[start]

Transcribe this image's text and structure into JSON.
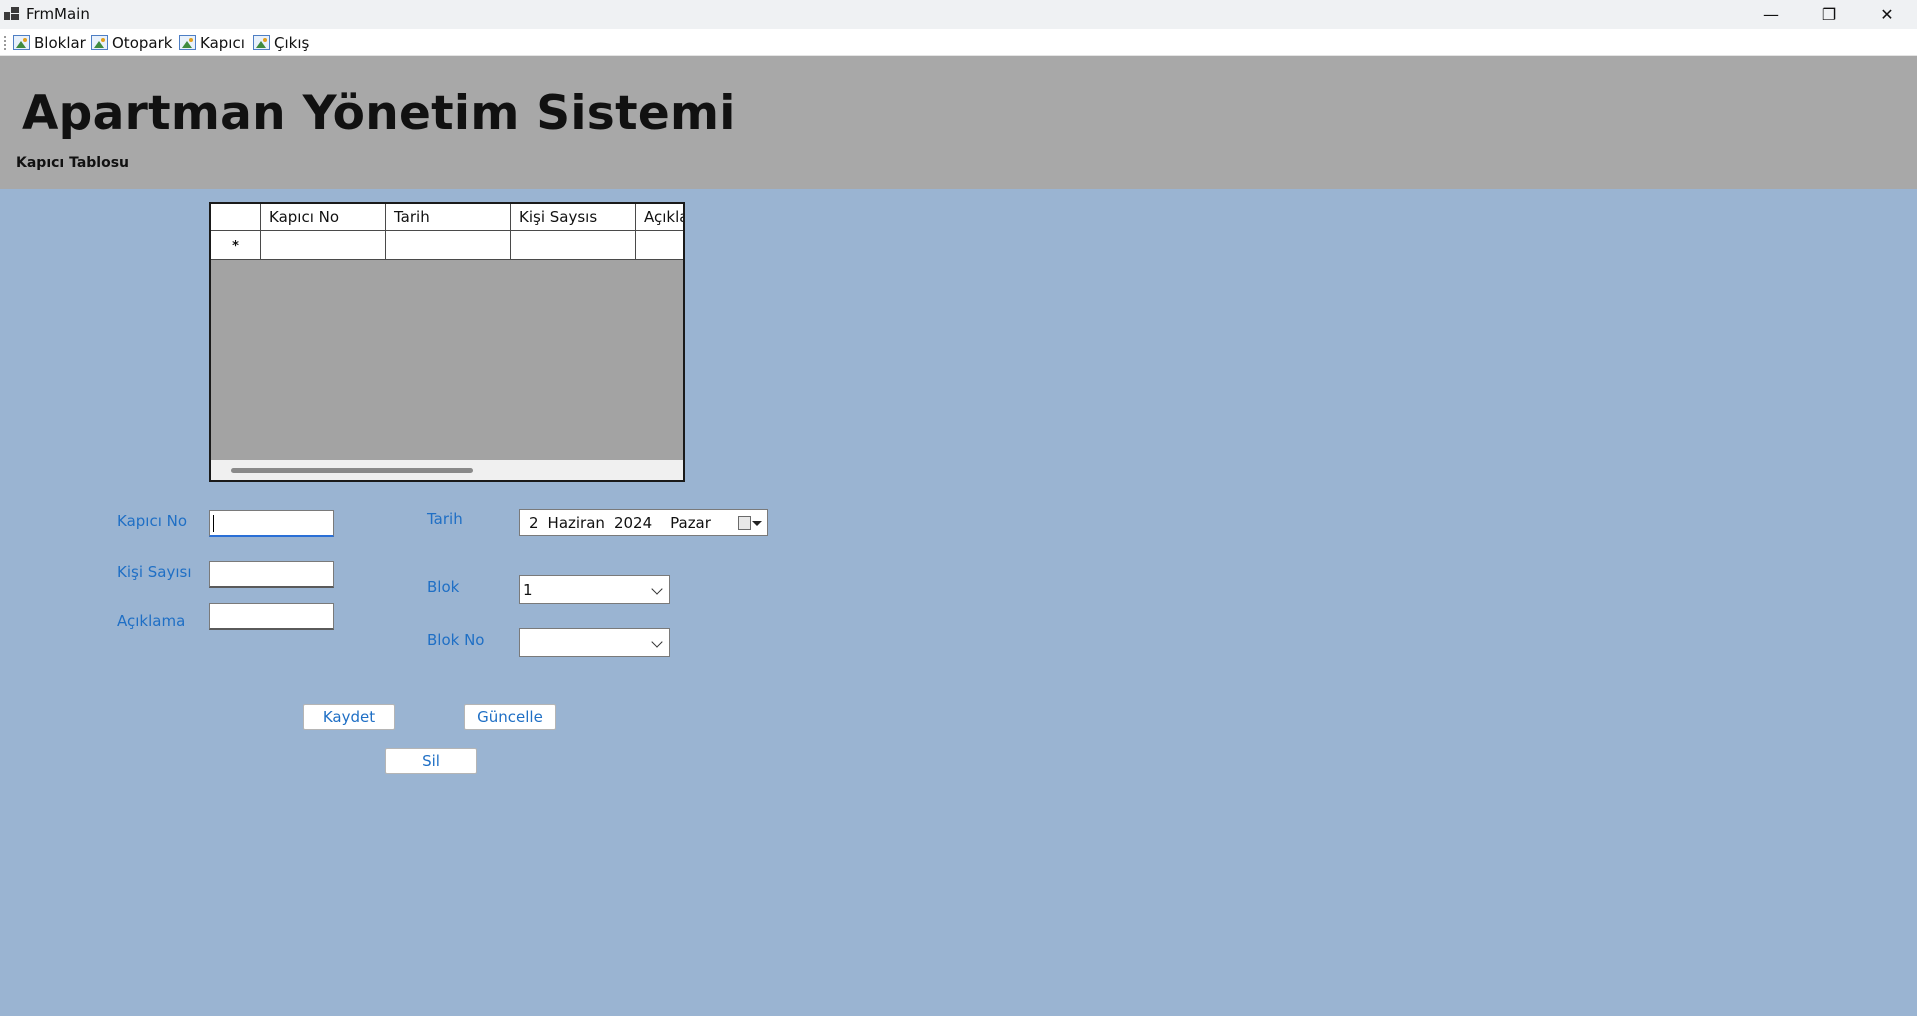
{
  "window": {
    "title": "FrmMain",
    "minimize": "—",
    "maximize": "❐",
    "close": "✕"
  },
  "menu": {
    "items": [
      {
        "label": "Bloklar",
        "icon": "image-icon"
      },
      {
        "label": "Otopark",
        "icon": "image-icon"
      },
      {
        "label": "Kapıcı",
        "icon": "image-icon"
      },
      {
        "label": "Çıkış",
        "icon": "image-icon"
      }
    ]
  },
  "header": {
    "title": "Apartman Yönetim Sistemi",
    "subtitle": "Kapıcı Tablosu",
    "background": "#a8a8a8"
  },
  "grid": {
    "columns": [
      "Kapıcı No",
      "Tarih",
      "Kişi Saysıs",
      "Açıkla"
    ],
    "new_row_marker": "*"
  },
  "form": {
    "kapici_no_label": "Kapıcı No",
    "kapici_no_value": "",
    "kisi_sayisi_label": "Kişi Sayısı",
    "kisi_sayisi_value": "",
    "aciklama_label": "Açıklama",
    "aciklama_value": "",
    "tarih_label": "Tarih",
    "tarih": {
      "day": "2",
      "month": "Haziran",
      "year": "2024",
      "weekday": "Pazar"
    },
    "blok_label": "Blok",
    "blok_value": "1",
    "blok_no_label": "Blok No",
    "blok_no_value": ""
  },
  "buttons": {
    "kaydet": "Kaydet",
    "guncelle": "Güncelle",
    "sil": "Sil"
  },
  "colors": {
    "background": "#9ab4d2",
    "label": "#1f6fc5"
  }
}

[end]
[start]

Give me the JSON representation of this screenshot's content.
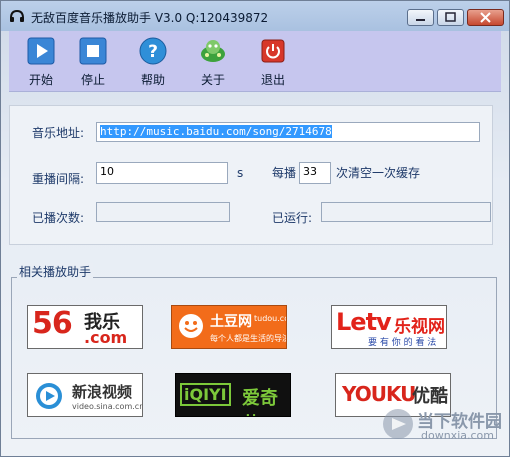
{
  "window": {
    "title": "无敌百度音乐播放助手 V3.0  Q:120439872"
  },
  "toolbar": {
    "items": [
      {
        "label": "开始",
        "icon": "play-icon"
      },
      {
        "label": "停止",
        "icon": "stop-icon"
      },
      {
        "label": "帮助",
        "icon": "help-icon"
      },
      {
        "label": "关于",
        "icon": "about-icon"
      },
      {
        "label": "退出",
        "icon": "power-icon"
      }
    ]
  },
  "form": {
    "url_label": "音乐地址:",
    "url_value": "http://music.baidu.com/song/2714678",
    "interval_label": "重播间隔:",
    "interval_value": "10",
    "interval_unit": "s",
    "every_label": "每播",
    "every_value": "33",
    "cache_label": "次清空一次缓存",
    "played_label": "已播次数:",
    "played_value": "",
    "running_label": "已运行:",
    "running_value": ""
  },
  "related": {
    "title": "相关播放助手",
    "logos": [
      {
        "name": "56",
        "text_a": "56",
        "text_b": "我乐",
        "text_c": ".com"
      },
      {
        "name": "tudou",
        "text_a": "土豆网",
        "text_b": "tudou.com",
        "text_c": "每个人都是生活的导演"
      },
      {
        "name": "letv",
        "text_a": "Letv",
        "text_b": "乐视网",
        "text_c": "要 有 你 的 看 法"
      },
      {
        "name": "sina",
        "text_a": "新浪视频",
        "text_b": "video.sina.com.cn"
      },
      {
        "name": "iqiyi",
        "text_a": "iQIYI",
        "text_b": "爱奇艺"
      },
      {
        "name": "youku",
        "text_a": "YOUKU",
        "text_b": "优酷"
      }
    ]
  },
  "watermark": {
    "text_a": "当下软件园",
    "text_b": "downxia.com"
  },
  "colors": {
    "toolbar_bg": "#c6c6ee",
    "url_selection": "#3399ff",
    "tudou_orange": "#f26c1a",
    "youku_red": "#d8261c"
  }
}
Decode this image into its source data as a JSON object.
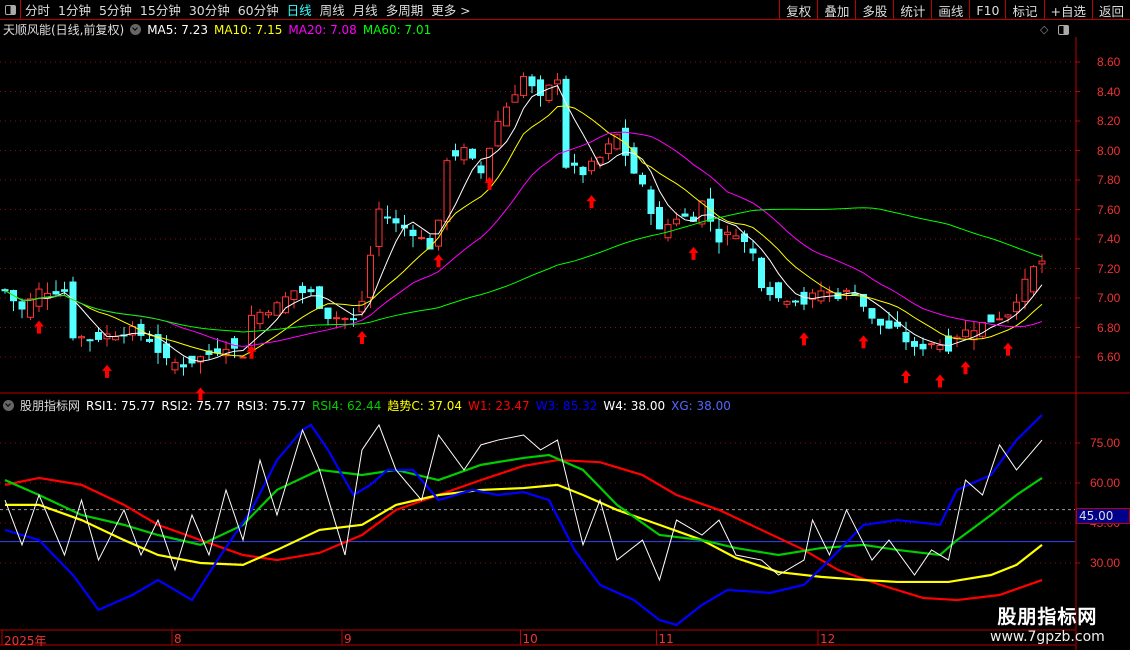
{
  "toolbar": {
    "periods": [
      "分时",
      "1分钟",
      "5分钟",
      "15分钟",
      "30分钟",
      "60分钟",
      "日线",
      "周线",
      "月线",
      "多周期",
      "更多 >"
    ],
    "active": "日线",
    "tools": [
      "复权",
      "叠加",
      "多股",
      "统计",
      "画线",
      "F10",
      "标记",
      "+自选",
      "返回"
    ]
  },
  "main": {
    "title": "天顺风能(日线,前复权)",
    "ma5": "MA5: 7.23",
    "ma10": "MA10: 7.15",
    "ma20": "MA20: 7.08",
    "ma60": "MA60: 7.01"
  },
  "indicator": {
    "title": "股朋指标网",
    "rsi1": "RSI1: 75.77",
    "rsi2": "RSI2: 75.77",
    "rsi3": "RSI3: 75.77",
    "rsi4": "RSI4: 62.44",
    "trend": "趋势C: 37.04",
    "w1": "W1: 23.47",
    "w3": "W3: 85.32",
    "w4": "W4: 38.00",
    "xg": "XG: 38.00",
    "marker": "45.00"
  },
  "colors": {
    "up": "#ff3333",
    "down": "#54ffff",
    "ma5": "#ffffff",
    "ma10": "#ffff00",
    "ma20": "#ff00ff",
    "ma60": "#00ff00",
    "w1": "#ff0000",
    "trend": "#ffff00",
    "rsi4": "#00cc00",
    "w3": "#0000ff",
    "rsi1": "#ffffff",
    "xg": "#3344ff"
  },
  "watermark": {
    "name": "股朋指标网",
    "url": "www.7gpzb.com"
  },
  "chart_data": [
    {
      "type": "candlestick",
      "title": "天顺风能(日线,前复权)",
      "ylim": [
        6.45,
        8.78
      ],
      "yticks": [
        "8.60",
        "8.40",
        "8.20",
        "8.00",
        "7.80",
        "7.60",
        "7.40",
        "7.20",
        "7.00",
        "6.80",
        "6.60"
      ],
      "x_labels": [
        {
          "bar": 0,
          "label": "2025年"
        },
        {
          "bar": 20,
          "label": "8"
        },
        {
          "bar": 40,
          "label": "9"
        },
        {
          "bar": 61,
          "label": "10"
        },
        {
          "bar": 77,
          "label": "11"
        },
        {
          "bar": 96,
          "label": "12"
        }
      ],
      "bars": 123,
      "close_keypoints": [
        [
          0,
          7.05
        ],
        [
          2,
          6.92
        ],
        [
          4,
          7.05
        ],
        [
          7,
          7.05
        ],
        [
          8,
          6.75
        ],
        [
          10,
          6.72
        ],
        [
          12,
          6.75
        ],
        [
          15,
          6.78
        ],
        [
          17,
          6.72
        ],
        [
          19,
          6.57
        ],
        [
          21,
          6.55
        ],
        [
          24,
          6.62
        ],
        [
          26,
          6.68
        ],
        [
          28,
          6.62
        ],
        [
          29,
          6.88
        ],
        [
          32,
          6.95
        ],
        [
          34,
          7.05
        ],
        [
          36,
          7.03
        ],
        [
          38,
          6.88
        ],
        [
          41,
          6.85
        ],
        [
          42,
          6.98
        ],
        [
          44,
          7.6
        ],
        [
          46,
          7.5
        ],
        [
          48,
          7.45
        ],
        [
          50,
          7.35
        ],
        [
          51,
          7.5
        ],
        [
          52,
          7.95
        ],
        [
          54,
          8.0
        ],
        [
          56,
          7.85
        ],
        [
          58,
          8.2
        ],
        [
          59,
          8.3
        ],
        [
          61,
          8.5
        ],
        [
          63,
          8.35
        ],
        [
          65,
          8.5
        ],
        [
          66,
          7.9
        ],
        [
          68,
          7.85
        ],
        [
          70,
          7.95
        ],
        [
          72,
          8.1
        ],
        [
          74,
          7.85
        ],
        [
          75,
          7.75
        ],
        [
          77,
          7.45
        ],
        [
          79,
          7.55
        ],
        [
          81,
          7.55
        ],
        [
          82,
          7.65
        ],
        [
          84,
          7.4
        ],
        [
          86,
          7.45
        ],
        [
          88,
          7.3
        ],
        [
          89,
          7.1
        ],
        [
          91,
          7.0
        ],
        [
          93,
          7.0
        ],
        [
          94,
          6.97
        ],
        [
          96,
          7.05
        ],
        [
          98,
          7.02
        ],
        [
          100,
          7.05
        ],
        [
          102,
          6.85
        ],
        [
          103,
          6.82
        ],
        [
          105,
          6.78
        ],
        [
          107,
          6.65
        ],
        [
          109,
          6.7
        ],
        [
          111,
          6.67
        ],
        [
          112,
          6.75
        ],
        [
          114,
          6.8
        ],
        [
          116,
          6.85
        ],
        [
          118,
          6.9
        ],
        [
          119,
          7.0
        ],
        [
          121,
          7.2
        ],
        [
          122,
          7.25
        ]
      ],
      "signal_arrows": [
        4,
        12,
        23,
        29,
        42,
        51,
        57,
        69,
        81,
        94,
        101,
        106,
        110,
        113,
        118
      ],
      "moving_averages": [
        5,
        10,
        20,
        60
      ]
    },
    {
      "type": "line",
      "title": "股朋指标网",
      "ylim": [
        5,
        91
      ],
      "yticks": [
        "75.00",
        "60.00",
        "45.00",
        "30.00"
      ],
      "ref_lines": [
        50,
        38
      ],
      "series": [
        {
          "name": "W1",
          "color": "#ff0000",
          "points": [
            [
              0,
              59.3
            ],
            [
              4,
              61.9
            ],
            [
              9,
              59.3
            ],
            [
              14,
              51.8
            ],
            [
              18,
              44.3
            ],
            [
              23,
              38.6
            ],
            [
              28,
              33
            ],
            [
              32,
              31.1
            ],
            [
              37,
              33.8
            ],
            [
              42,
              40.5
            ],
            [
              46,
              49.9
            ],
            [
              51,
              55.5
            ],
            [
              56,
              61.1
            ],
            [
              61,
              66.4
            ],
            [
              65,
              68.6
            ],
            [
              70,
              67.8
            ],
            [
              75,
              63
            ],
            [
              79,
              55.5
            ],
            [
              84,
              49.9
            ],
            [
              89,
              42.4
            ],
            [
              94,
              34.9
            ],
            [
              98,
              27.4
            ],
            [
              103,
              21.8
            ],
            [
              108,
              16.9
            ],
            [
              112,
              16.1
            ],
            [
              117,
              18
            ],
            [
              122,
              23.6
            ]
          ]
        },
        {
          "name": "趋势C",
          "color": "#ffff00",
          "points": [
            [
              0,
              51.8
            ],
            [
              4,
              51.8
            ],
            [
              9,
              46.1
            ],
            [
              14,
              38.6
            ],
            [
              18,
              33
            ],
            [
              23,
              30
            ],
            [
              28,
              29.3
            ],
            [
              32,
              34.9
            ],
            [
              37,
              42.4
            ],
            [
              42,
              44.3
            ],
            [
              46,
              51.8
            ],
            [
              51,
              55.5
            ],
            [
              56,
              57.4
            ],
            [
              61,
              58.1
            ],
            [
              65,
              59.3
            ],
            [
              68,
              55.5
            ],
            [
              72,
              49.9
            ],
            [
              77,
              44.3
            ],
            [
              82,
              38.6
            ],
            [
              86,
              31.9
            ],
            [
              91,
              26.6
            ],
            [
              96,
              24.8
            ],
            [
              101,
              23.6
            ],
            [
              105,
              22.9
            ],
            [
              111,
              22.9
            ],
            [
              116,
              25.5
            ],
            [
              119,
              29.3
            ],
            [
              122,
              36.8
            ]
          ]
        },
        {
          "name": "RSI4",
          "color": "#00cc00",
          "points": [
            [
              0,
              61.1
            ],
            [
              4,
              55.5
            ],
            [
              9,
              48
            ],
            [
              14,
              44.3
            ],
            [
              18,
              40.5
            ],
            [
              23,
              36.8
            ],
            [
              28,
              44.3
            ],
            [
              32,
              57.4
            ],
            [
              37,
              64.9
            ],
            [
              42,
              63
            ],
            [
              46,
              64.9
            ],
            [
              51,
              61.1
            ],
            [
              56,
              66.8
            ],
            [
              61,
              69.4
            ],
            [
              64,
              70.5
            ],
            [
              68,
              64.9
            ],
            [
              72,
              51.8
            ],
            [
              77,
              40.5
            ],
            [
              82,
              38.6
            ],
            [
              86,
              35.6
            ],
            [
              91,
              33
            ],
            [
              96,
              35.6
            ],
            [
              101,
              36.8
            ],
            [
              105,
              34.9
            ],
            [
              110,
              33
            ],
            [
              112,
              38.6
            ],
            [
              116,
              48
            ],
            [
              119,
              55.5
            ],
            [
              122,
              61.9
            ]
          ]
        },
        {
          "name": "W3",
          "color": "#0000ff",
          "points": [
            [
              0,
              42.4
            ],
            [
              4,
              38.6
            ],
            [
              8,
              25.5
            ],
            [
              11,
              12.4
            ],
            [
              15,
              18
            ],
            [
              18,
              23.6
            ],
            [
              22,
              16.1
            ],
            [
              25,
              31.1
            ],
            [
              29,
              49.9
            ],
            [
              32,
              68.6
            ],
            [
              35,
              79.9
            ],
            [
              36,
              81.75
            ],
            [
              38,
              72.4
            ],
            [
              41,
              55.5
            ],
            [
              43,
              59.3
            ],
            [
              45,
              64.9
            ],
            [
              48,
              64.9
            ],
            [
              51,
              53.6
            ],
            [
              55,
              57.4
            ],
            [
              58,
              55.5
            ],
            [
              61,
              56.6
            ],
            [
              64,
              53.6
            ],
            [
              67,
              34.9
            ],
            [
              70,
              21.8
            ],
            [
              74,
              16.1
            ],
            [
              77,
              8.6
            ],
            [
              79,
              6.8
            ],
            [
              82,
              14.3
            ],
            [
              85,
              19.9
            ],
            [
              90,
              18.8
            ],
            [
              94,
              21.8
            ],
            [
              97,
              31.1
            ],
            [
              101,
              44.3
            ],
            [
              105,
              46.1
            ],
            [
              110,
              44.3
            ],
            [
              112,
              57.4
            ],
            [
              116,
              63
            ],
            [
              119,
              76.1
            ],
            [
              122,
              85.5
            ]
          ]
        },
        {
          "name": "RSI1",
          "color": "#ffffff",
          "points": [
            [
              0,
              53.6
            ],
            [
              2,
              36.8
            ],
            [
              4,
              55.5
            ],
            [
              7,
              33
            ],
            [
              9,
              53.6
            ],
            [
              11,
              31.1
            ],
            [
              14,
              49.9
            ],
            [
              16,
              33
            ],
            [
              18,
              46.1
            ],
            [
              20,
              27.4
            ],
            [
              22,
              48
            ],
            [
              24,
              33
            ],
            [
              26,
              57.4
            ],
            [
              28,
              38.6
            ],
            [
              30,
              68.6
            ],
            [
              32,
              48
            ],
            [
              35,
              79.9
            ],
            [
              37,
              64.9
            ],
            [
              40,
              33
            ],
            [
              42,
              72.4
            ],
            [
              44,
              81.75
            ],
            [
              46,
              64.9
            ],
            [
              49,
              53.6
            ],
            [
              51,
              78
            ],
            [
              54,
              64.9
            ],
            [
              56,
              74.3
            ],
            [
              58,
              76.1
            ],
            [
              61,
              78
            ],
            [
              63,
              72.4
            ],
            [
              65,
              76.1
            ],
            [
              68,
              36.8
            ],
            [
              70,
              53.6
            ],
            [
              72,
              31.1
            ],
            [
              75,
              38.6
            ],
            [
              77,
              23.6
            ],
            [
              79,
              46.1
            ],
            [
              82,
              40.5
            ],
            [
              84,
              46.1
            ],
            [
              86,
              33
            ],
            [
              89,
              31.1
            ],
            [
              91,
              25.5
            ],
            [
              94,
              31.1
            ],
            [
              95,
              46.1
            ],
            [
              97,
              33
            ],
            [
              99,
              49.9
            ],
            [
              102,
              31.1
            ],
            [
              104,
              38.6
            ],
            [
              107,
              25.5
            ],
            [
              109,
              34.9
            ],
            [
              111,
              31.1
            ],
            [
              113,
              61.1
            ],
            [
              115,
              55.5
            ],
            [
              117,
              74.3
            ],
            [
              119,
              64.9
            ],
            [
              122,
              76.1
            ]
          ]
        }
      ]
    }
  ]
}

[end]

Extract every line of the records above that contains the word "name".

- Result of the task:
        "name": "56",
        "name": "tudou",
        "name": "letv",
        "name": "sina",
        "name": "iqiyi",
        "name": "youku",
    "name": "股朋指标网",
          "name": "W1",
          "name": "趋势C",
          "name": "RSI4",
          "name": "W3",
          "name": "RSI1",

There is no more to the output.